__TEXTO APRESENTADO__.
***

Ciência aberta: entre o ideal e o possível
29 de maio de 2025
8 min de leitura
Ausência de políticas claras, falta de padronização nos processos de abertura de dados e desigualdades estruturais são entraves
“O conhecimento científico, como a linguagem, é intrinsecamente a propriedade comum de um grupo ou então não é nada”. Essa frase do físico e um dos filósofos da ciência mais influentes do século XX Thomas Kuhn (1922–1996), em sua célebre obra “A Estrutura das Revoluções Científicas” (1962), recorda que a ciência sempre foi um empreendimento coletivo.
No entanto, talvez nunca tenha ficado suficientemente evidente quanto a colaboração, a transparência e o compartilhamento de informações são essenciais para o avanço do conhecimento. A ciência aberta recupera essa dimensão crítica ressaltada por Kuhn ao propor uma prática científica mais dialógica, pautada na constante indagação dos paradigmas vigentes, em que a crítica, a revisão e o compartilhamento não são ameaças, mas fatores essenciais para o progresso científico.
Nesse sentido, como destaca Mário Bunge no curso de atualização sobre epistemologia, de 1987, a compreensão crítica e justa do conhecimento pode inspirar práticas científicas mais equilibradas, capazes de promover o desenvolvimento integral e contínuo da pesquisa científica. Essa é uma condição essencial para que esse modelo de fazer ciência se consolide de forma sustentável nas diversas abordagens teóricas de investigação. É justamente nesse aspecto que reside a complexidade da questão: repensar o modo como produzimos, validamos e disseminamos os saberes científicos. Ainda assim, persistem as preocupações a respeito de dados sensíveis e o receio de que o compartilhamento de informações possa expor ou fragilizar os pesquisadores (Ribeiro e Oliveira, 2024).
Inspirada por princípios como o acesso livre a publicações, a transparência nos dados de pesquisa, o engajamento da sociedade nos processos investigativos e o fortalecimento da ciência cidadã, essa abordagem vem ganhando espaço em todo o mundo. Segundo o projeto Ciência Aberta da USP, essa nova forma de fazer ciência é definida como “uma construção inclusiva que combina vários movimentos e práticas, com o objetivo de tornar o conhecimento científico multilíngue disponível abertamente, acessível e reutilizável para todos”, pautada pelo acesso ao conhecimento (Portal da USP).
O Brasil tem se destacado nesse cenário: em 2023, foram publicados 156.800 artigos científicos, 75% em acesso aberto, o que garantiu ao país a 10ª posição mundial em produção científica, segundo dados do catálogo internacional OpenAlex apresentados pela Capes (Coordenação de Aperfeiçoamento de Pessoal de Nível Superior). Os resultados não apenas demonstram o vigor da produção científica nacional, mas também evidenciam o compromisso crescente com os princípios da ciência aberta (Capes, 2023). Esses números, atrelados às discussões sobre os limites e impactos da ciência aberta, revelam um terreno fértil para fomentar o debate sobre uma academia mais conectada com os desafios contemporâneos e com a democratização do conhecimento.

***

__DADOS FORNECIDOS__.
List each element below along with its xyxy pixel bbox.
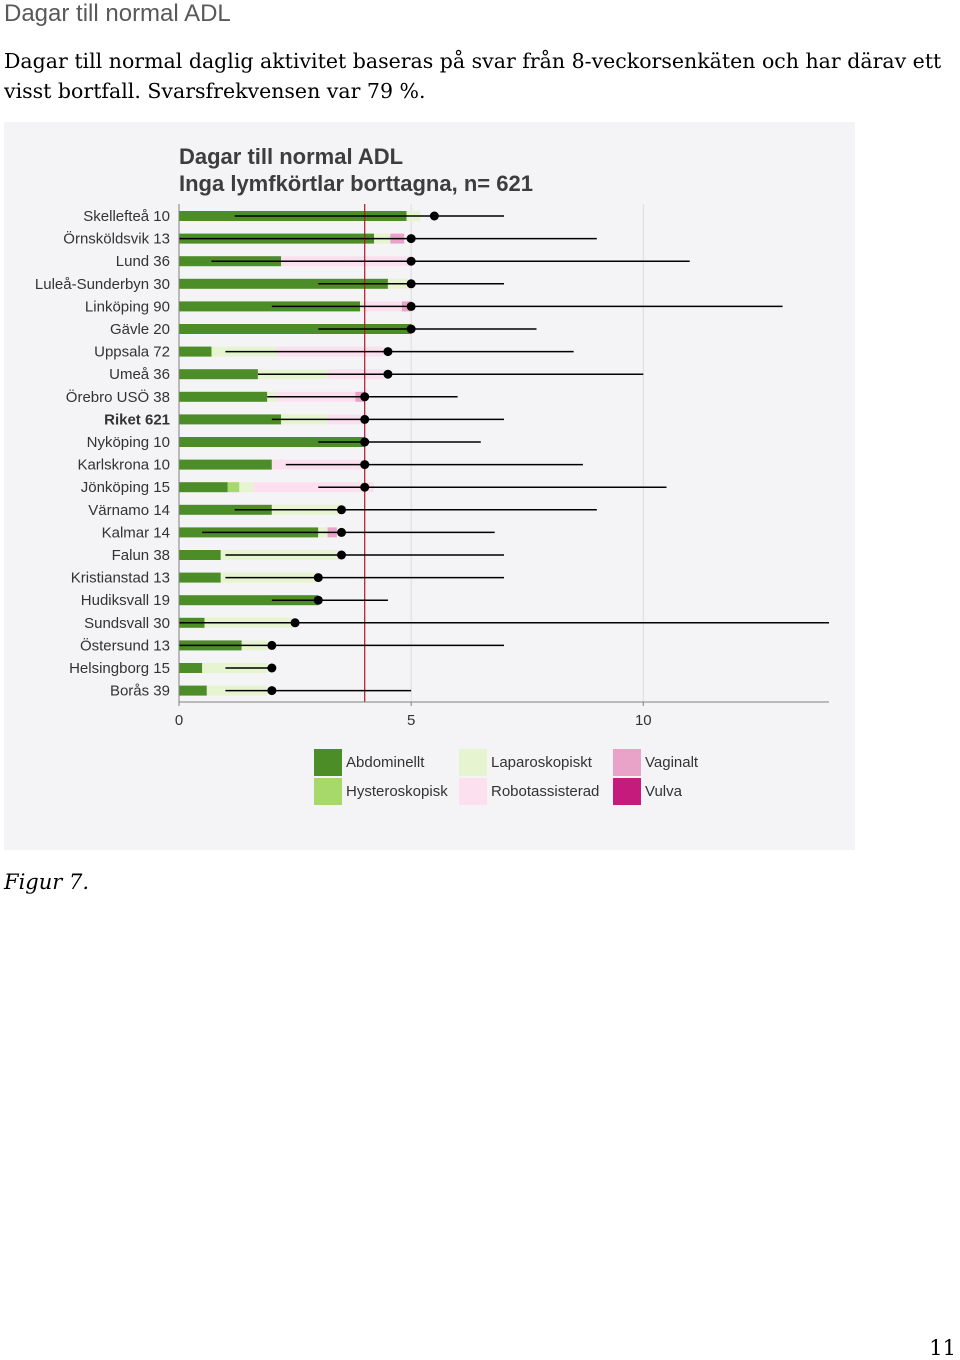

***

__INSTRUÇÕES__.
A: Reproduza sem alterações o trecho do texto sobre ciência aberta que se inicia nas palavras que contêm "Inspirada por princípios" e se encerra em "(Portal da USP).".
B: Segundo o texto sobre ciência aberta, qual porcentagem dos artigos científicos publicados no Brasil em 2023 estava em acesso aberto?
C: Dê continuidade ao texto sobre ciência aberta a partir do ponto em que ele termina.
Os dados constituem um material à parte, independente do texto.

__LISTA DE RESPOSTAS__.
A:
Inspirada por princípios como o acesso livre a publicações, a transparência nos dados de pesquisa, o engajamento da sociedade nos processos investigativos e o fortalecimento da ciência cidadã, essa abordagem vem ganhando espaço em todo o mundo. Segundo o projeto Ciência Aberta da USP, essa nova forma de fazer ciência é definida como “uma construção inclusiva que combina vários movimentos e práticas, com o objetivo de tornar o conhecimento científico multilíngue disponível abertamente, acessível e reutilizável para todos”, pautada pelo acesso ao conhecimento (Portal da USP).

B: 75%.

C:
Ainda assim, segundo Heinz e Miranda (2024), a implementação da ciência aberta ocorre de modo gradual e, muitas vezes, aquém do ritmo desejado. Isso se deve, entre outros fatores, à complexidade estrutural que envolve esse processo, como a necessidade de infraestrutura tecnológica robusta e de investimentos contínuos, especialmente voltados à transparência e acessibilidade dos dados, além de políticas institucionais bem definidas para garantir o compartilhamento seguro e eficiente dos dados científicos (Heinz e Miranda, 2024; Ribeiro e Oliveira, 2024). Essa conjuntura evidencia que, embora a ciência aberta represente um avanço significativo na democratização do conhecimento, sua consolidação depende de esforços coordenados entre pesquisadores, instituições e formuladores de políticas.
Desafios
Apesar do avanço da ciência aberta no Brasil, sua consolidação ainda encontra resistências importantes, tanto no nível individual quanto no institucional. Muitos pesquisadores temem que o compartilhamento antecipado de dados e resultados possa levar à apropriação indevida de suas descobertas ou ao comprometimento de sua competitividade em editais e avaliações acadêmicas, baseadas, majoritariamente, em métricas tradicionais de produtividade (Heinz e Miranda, 2024).
Do ponto de vista institucional, os desafios também são expressivos. A ausência de políticas claras, a falta de padronização nos processos de abertura de dados e as desigualdades estruturais entre regiões e instituições dificultam a adoção de práticas realmente abertas, como aponta a obra “Ciência Aberta no Brasil: conquistas e desafios”, organizada por pesquisadores da UFRGS e do Ibict em 2025. Lançada em abril, a obra aponta que a consolidação da ciência aberta no Brasil demanda mais do que vontade institucional: exige mudanças culturais profundas, investimentos em infraestrutura e ações coordenadas entre agências de fomento, universidades, governo e centros de pesquisa.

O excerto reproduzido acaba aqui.